══ Extracted material ══
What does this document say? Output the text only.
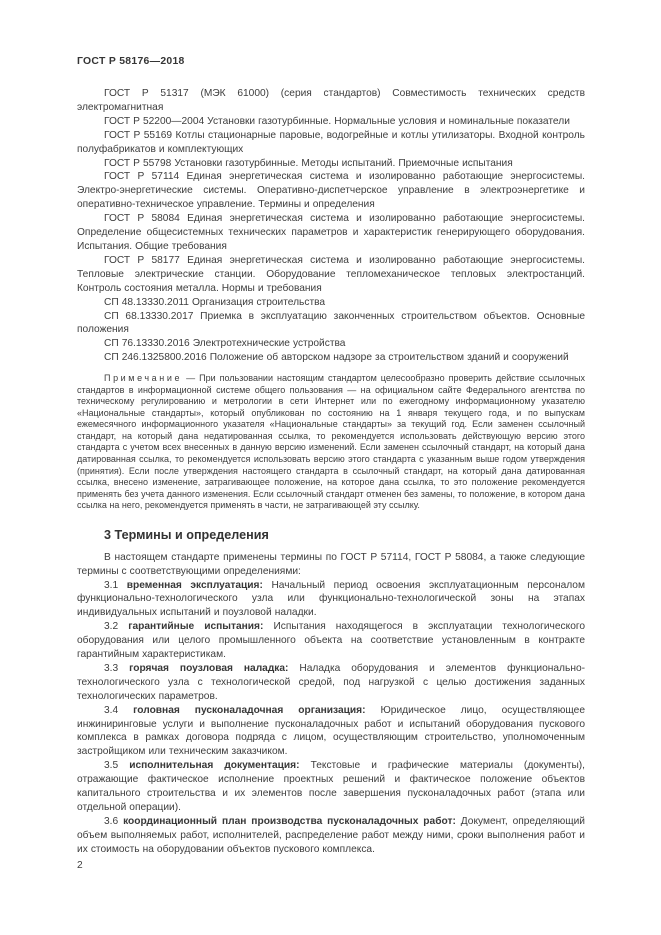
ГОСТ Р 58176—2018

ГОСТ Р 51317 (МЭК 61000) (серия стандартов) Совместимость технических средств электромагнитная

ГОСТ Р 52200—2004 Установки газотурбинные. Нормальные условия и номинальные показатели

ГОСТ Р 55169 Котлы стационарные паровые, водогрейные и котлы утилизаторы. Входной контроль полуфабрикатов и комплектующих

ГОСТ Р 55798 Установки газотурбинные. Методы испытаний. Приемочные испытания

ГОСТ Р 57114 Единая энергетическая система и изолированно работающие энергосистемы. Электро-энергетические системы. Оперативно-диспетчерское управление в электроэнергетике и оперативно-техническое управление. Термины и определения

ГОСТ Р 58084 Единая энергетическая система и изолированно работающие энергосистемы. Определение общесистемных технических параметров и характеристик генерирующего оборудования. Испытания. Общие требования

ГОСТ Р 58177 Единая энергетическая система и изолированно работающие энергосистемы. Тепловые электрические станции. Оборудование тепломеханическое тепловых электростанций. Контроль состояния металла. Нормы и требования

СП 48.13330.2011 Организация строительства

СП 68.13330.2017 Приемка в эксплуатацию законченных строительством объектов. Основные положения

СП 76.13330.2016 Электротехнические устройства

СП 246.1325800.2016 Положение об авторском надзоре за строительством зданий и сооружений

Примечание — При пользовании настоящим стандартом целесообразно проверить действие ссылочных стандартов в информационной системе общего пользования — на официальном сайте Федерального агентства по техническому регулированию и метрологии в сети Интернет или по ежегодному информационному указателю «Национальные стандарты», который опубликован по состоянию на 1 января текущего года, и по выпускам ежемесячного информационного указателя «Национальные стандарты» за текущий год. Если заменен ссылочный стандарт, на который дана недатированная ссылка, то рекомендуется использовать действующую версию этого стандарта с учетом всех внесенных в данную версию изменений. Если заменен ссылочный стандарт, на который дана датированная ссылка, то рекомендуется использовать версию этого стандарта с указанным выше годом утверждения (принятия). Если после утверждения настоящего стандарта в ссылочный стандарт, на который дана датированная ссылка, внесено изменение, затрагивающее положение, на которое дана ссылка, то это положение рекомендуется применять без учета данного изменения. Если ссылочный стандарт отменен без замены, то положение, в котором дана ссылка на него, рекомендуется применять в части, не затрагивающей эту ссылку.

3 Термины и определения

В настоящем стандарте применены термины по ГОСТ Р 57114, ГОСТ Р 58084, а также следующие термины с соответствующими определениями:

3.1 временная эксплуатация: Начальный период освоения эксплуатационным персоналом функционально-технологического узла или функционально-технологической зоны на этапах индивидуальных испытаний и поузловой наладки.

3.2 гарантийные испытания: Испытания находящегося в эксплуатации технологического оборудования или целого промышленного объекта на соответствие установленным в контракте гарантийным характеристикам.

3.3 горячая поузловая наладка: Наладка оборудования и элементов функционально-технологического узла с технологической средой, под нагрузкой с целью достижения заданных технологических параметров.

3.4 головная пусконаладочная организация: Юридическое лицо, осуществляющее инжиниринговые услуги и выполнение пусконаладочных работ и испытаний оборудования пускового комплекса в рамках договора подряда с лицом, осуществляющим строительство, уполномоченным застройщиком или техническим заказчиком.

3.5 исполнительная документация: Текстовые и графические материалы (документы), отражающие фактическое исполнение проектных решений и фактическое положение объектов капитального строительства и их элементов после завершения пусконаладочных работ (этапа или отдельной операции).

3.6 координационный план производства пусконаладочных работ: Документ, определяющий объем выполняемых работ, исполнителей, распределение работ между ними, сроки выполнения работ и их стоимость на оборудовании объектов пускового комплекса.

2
═══
══ Extracted material ══
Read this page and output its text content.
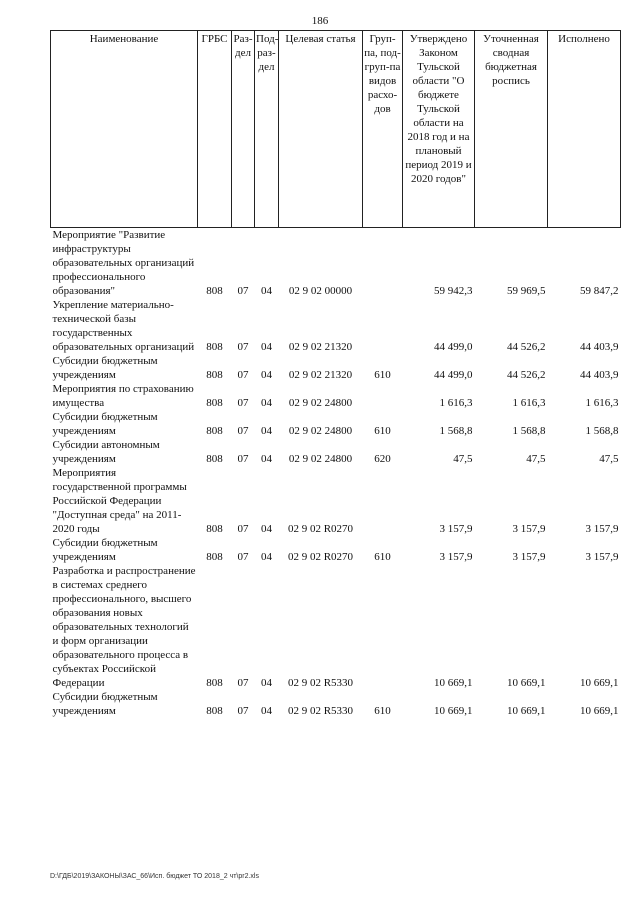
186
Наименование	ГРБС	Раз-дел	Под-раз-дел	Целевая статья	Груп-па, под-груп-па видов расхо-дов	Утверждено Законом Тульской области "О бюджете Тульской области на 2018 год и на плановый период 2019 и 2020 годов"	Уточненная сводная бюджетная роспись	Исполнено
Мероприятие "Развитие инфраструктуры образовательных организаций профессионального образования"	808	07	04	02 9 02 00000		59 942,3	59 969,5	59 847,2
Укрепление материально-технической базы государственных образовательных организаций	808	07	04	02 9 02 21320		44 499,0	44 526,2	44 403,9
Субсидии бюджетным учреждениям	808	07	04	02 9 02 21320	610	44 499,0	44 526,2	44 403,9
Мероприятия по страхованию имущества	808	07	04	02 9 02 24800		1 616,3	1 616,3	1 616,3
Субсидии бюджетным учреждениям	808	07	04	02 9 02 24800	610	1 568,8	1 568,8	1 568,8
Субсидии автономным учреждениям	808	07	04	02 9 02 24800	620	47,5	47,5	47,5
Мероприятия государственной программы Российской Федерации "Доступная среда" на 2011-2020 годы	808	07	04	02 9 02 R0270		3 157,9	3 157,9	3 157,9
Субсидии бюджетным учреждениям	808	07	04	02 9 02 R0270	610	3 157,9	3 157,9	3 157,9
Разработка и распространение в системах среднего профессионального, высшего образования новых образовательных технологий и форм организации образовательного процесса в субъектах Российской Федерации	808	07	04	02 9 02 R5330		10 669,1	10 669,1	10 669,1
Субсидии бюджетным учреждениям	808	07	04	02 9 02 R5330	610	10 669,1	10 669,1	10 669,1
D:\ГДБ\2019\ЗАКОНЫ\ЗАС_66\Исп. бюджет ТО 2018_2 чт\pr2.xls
═══
══ Extracted material ══
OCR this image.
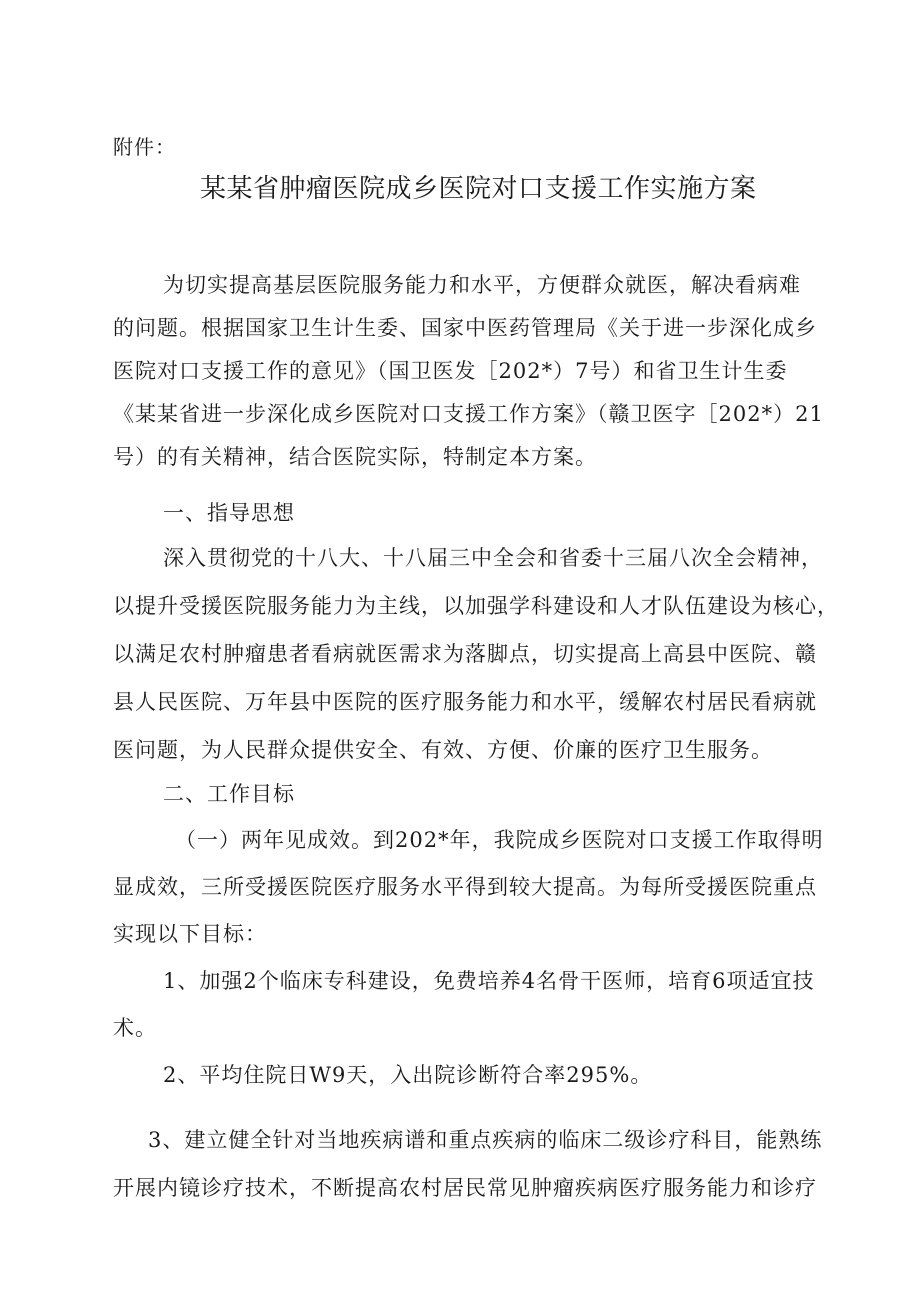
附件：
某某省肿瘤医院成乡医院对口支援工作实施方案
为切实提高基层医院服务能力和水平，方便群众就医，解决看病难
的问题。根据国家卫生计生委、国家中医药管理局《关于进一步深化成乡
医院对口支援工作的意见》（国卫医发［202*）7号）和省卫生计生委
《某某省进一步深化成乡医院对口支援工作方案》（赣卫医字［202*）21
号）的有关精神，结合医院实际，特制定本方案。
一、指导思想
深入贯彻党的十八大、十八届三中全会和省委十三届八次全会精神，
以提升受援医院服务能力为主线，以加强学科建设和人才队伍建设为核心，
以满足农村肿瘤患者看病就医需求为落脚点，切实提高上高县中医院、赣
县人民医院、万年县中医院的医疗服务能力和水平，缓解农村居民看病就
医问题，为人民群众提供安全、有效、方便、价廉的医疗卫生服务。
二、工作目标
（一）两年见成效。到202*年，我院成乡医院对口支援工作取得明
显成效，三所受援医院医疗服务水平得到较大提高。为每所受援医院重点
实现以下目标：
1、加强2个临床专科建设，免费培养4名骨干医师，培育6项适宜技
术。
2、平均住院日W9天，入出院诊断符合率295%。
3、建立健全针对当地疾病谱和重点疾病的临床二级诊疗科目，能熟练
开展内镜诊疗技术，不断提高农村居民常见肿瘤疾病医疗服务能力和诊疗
═══
> [The request]: Out of the material above, select every line that holds the string "Единая".

> [Answer to this task]:
ГОСТ Р 57114 Единая энергетическая система и изолированно работающие энергосистемы. Электро-энергетические системы. Оперативно-диспетчерское управление в электроэнергетике и оперативно-техническое управление. Термины и определения
ГОСТ Р 58084 Единая энергетическая система и изолированно работающие энергосистемы. Определение общесистемных технических параметров и характеристик генерирующего оборудования. Испытания. Общие требования
ГОСТ Р 58177 Единая энергетическая система и изолированно работающие энергосистемы. Тепловые электрические станции. Оборудование тепломеханическое тепловых электростанций. Контроль состояния металла. Нормы и требования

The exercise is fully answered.